[EXERCISE GOAL]:
Read through the records below and copy each line that uses the word "posso".

[AVAILABLE RECORDS]:
[Begin]
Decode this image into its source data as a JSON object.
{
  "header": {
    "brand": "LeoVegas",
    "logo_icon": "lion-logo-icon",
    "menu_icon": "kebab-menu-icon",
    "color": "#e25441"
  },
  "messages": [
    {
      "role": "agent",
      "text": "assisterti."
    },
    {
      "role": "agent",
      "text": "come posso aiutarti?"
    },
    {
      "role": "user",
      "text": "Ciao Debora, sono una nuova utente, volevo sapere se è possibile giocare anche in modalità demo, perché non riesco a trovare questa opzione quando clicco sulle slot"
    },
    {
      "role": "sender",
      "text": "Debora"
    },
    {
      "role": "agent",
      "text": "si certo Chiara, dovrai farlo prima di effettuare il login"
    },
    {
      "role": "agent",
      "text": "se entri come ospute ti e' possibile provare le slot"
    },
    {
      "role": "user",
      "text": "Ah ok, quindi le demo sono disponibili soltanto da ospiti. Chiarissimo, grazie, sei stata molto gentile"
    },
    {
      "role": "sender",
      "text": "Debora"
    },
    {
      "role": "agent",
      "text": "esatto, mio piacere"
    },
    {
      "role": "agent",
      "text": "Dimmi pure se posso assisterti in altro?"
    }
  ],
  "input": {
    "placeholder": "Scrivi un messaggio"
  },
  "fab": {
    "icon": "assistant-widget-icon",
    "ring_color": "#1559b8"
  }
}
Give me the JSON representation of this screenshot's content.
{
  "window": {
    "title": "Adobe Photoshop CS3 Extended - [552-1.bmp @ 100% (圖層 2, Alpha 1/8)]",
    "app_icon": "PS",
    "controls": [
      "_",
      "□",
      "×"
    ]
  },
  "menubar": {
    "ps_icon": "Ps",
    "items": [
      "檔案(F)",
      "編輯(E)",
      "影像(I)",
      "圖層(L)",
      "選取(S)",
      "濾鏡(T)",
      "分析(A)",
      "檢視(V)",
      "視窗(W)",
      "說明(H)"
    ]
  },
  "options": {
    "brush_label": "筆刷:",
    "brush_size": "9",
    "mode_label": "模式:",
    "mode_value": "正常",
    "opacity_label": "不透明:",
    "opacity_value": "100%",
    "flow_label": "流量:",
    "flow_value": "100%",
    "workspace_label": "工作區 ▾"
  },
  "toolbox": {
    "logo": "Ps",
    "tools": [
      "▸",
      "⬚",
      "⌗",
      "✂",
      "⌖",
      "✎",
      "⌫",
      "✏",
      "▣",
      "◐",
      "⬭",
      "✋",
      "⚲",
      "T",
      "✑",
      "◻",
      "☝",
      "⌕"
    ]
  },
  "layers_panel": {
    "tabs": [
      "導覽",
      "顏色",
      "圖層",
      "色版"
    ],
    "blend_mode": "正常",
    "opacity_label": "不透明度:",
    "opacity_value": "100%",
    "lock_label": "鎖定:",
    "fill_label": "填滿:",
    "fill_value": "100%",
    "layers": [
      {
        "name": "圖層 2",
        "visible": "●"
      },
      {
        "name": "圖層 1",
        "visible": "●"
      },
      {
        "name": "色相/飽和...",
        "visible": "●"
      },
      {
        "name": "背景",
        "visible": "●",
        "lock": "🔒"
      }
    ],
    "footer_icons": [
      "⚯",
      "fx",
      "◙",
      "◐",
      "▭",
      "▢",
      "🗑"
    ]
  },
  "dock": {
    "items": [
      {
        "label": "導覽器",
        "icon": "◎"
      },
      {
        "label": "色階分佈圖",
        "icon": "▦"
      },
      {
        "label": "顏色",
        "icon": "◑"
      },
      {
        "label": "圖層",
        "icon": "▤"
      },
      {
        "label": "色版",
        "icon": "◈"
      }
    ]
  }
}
[End]
[FULL ANSWER]:
      "text": "come posso aiutarti?"
      "text": "Dimmi pure se posso assisterti in altro?"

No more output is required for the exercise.